> [WHAT YOU HAVE TO DO] Return each line that holds the word "JSON".

> [DATA SUPPLIED]

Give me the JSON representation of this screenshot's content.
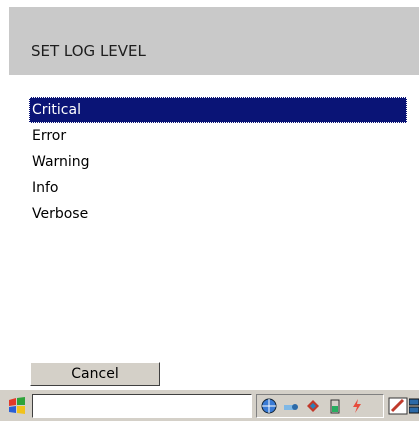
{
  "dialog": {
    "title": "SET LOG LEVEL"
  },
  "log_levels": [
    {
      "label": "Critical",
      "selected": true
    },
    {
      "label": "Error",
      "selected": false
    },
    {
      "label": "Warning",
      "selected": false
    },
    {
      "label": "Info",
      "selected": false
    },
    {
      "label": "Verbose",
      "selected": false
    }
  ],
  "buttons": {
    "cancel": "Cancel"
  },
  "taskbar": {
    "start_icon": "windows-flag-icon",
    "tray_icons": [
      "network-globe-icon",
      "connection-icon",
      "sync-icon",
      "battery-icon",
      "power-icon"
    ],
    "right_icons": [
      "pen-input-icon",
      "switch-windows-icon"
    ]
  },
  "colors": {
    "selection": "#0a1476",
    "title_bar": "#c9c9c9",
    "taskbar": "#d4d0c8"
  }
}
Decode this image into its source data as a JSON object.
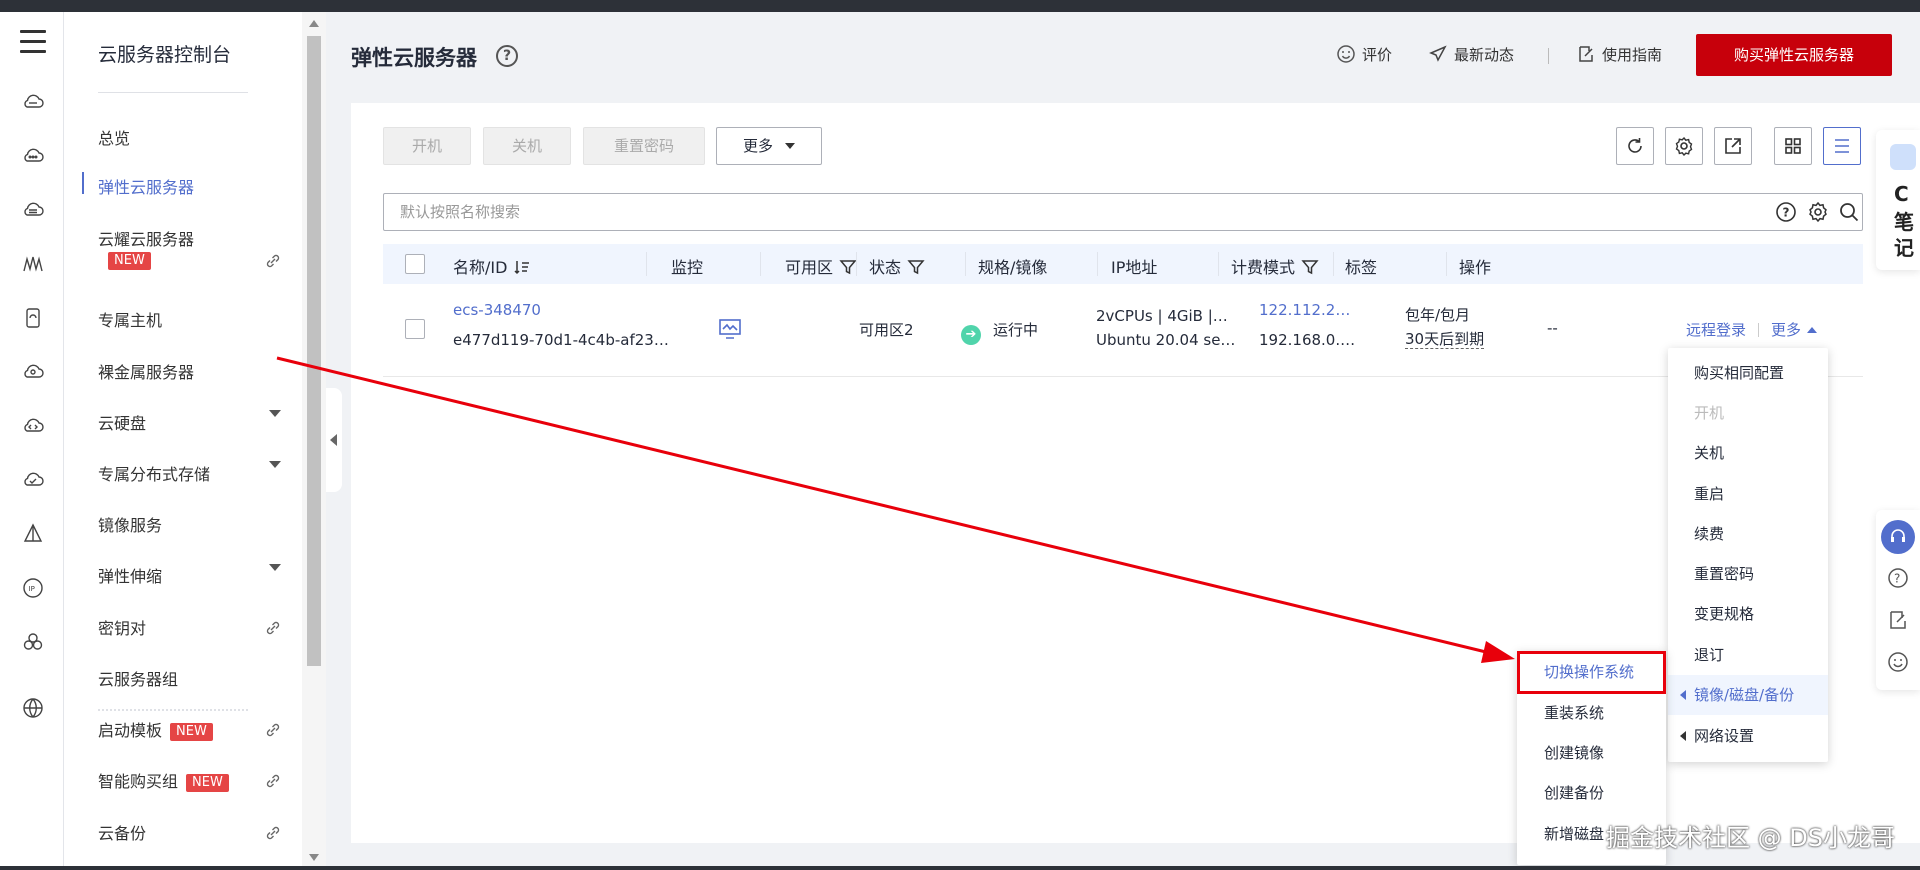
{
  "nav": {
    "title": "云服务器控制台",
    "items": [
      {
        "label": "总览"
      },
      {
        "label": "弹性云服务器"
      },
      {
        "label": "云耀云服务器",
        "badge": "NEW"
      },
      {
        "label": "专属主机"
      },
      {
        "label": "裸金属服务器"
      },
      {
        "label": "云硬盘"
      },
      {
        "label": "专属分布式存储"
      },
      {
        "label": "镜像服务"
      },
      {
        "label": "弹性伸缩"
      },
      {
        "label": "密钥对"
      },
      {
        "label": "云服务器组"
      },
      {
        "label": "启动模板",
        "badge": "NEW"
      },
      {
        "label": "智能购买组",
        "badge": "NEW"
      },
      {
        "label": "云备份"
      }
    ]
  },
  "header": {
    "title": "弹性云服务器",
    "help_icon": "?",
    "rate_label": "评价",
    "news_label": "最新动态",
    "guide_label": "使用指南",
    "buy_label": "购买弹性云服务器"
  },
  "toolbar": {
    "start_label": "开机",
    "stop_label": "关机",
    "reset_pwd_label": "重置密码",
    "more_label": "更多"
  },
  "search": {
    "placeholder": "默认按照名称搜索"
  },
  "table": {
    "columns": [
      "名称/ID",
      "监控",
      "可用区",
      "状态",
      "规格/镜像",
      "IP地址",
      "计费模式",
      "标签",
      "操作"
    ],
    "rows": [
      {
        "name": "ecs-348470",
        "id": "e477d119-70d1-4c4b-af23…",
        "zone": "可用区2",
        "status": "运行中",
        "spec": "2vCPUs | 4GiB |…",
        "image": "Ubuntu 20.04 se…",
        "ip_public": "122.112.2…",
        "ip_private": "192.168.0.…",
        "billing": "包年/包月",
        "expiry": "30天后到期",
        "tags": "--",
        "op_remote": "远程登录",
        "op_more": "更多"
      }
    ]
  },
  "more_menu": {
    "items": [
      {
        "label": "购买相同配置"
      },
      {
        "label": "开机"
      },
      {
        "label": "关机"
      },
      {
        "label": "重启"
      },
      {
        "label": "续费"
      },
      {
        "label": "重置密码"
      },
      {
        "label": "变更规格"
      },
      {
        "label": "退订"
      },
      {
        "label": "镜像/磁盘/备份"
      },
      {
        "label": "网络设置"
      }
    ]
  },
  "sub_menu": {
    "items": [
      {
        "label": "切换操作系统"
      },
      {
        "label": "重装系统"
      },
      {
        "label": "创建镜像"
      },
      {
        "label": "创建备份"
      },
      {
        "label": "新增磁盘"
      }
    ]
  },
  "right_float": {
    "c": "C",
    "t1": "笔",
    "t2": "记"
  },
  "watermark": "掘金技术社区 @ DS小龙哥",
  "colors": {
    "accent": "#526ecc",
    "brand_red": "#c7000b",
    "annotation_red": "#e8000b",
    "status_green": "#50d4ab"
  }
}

> [CORRECT RESULT]
Give me the JSON representation of this screenshot's content.
Decode this image into its source data as a JSON object.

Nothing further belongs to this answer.